<<<<
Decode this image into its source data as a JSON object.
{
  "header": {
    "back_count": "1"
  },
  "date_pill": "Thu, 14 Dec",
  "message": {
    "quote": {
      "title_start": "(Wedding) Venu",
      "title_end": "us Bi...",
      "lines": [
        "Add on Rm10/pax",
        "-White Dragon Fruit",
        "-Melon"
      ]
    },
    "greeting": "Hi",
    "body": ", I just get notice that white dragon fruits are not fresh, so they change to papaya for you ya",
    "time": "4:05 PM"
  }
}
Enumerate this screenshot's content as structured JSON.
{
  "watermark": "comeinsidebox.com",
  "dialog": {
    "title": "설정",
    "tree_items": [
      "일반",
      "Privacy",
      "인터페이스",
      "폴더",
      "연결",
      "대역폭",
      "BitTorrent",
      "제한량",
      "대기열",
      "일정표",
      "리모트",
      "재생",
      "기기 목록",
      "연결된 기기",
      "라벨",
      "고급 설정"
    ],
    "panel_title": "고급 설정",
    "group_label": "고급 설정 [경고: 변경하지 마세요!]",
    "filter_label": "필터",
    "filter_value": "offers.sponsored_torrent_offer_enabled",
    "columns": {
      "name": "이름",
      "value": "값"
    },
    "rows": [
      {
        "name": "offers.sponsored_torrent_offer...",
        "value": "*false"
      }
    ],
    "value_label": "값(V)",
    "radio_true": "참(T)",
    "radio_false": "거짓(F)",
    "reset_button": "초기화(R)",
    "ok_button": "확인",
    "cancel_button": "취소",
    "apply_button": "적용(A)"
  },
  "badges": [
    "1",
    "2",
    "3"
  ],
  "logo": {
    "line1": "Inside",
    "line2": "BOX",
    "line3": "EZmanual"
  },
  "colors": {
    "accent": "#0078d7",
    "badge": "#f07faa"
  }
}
>>>>
* WHAT YOU ARE ASKED TO DO:
Copy all of the data exactly.

* CORRECT ANSWER:
Decode this image into its source data as a JSON object.
{
  "header": {
    "back_count": "1"
  },
  "date_pill": "Thu, 14 Dec",
  "message": {
    "quote": {
      "title_start": "(Wedding) Venu",
      "title_end": "us Bi...",
      "lines": [
        "Add on Rm10/pax",
        "-White Dragon Fruit",
        "-Melon"
      ]
    },
    "greeting": "Hi",
    "body": ", I just get notice that white dragon fruits are not fresh, so they change to papaya for you ya",
    "time": "4:05 PM"
  }
}
Enumerate this screenshot's content as structured JSON.
{
  "watermark": "comeinsidebox.com",
  "dialog": {
    "title": "설정",
    "tree_items": [
      "일반",
      "Privacy",
      "인터페이스",
      "폴더",
      "연결",
      "대역폭",
      "BitTorrent",
      "제한량",
      "대기열",
      "일정표",
      "리모트",
      "재생",
      "기기 목록",
      "연결된 기기",
      "라벨",
      "고급 설정"
    ],
    "panel_title": "고급 설정",
    "group_label": "고급 설정 [경고: 변경하지 마세요!]",
    "filter_label": "필터",
    "filter_value": "offers.sponsored_torrent_offer_enabled",
    "columns": {
      "name": "이름",
      "value": "값"
    },
    "rows": [
      {
        "name": "offers.sponsored_torrent_offer...",
        "value": "*false"
      }
    ],
    "value_label": "값(V)",
    "radio_true": "참(T)",
    "radio_false": "거짓(F)",
    "reset_button": "초기화(R)",
    "ok_button": "확인",
    "cancel_button": "취소",
    "apply_button": "적용(A)"
  },
  "badges": [
    "1",
    "2",
    "3"
  ],
  "logo": {
    "line1": "Inside",
    "line2": "BOX",
    "line3": "EZmanual"
  },
  "colors": {
    "accent": "#0078d7",
    "badge": "#f07faa"
  }
}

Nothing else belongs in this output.